TEXT EXCERPT:
▬▬▬
Living with roommates can be hard, but I have learned so much from the 16 roommates I’ve had over the last 14 years. (I literally had to count them out on my fingers.) I’ve lived through relationships, breakups, laughter, tears, lots of chips and cheese dip, romantic comedies, fights, messiness, those who didn’t clean up after themselves, and ones that I’ve had the best adventures with. I’ve lived alone, and I’ve lived with four other girls in a two bedroom apartment (sidenote: this scenario usually doesn’t work well). I’ll go ahead and say that I know I’m quirky, and not the easiest person to live with. The roommates I’ve had from college until now have been part of what has shaped me as an adult. I’ve coexisted with a few, but I am forever grateful for those I’ve had the privilege of building community with.
Coexisting can work for awhile, but I truly believe that we were made for community. You can protect your heart from being hurt by coexisting, but it will make existing in the same 1100 square feet really difficult. Although some of my roommates have been challenging to live with, others have been such a blessing. I love the group texts that we keep going, and catching up with them whenever we land in the same place. I’m grateful for the relationships I’ve had with each of these women, and for those that spurred me on in my relationship with Christ.
“A friend loves at all times, and a brother is born for a difficult time.” (Proverbs 17:17)
Roommates have a way of becoming like family because they see you at your best, worst, and with all of your crazy quirks. She’ll listen to you gush over a guy you went on a date with, and hear the tears when it didn’t end like you thought it would. She’ll take your frustrations with work in stride, and be the person you can just spill all the beans to. As you’re walking through grief and loss, she’ll probably be the first one there. They’re the ones that help you chase down birds that fly into your apartment, live with you through the hot water heater exploding in the night, and help you throw the best Christmas parties.
▬▬▬
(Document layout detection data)
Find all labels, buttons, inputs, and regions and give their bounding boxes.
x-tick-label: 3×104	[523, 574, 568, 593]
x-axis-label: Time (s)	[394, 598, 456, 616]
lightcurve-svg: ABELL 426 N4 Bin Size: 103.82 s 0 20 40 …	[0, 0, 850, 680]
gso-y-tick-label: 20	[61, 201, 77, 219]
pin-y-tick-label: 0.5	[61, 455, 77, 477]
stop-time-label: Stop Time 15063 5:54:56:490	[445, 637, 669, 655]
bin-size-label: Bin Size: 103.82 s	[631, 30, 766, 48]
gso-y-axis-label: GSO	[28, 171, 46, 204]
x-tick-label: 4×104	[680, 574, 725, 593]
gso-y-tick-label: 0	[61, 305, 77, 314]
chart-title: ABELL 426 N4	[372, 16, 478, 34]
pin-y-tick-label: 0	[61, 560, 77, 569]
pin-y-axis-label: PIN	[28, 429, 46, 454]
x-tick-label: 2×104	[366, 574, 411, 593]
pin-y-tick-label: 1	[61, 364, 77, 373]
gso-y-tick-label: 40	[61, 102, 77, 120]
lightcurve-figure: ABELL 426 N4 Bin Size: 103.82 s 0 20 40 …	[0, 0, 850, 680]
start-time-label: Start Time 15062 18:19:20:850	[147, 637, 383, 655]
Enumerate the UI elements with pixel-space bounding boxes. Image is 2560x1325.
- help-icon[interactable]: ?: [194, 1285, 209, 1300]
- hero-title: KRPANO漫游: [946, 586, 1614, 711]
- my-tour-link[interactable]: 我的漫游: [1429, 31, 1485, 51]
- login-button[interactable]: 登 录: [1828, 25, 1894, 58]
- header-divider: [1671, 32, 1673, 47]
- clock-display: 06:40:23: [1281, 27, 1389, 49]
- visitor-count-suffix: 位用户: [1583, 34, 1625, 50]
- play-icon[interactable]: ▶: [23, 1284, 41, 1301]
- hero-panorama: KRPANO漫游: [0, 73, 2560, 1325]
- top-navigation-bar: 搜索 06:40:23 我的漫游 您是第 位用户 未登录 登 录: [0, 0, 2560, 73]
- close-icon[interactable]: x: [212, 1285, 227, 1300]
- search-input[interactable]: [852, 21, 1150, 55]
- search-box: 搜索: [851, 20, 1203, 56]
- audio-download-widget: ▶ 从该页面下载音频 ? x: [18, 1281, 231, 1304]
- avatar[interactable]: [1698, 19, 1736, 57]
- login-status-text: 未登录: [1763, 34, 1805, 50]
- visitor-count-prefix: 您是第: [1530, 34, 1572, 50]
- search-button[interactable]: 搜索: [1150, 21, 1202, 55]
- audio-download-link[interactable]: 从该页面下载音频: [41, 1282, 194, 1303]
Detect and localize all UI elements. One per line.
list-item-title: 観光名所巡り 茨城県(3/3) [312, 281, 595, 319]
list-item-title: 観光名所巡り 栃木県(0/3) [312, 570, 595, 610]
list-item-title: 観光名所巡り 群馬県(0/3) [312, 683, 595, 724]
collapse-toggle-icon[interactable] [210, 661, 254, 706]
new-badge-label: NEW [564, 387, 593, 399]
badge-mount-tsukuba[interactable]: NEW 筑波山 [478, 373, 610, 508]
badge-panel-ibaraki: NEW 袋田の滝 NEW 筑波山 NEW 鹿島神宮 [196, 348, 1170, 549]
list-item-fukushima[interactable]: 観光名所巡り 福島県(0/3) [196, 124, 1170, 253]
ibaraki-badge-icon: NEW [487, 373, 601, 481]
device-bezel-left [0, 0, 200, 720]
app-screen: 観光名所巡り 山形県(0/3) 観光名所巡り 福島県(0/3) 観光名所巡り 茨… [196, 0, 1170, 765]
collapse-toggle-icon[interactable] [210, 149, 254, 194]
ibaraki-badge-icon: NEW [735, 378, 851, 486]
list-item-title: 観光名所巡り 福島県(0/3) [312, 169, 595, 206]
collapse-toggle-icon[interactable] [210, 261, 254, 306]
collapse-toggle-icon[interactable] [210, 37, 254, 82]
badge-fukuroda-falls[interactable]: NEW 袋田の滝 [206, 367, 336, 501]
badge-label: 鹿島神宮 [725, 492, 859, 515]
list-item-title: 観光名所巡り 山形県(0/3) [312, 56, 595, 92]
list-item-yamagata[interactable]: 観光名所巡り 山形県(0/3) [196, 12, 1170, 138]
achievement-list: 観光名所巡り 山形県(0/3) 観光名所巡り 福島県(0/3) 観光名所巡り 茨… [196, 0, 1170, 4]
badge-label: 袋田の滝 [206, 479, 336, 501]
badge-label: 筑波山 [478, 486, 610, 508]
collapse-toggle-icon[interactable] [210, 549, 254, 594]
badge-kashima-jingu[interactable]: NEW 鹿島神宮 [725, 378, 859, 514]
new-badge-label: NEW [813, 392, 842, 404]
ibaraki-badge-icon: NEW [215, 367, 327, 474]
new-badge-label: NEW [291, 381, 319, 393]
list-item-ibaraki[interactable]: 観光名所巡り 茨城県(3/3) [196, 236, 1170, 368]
▬▬▬
REQUIRED WORK:
• a. In the roommates piece, list each thing that the last sentence says roommates help you do or live through.
• b. Please duplicate everything in the roommates piece from "Roommates have a" down to "best Christmas parties.".
• c. According to the roommates piece, how many roommates has the writer had over the last 14 years?

ANSWERS BY ITEM NUMBER:
• a.
- Chase down birds that fly into your apartment
- Live with you through the hot water heater exploding in the night
- Throw the best Christmas parties

• b.
Roommates have a way of becoming like family because they see you at your best, worst, and with all of your crazy quirks. She’ll listen to you gush over a guy you went on a date with, and hear the tears when it didn’t end like you thought it would. She’ll take your frustrations with work in stride, and be the person you can just spill all the beans to. As you’re walking through grief and loss, she’ll probably be the first one there. They’re the ones that help you chase down birds that fly into your apartment, live with you through the hot water heater exploding in the night, and help you throw the best Christmas parties.

• c. 16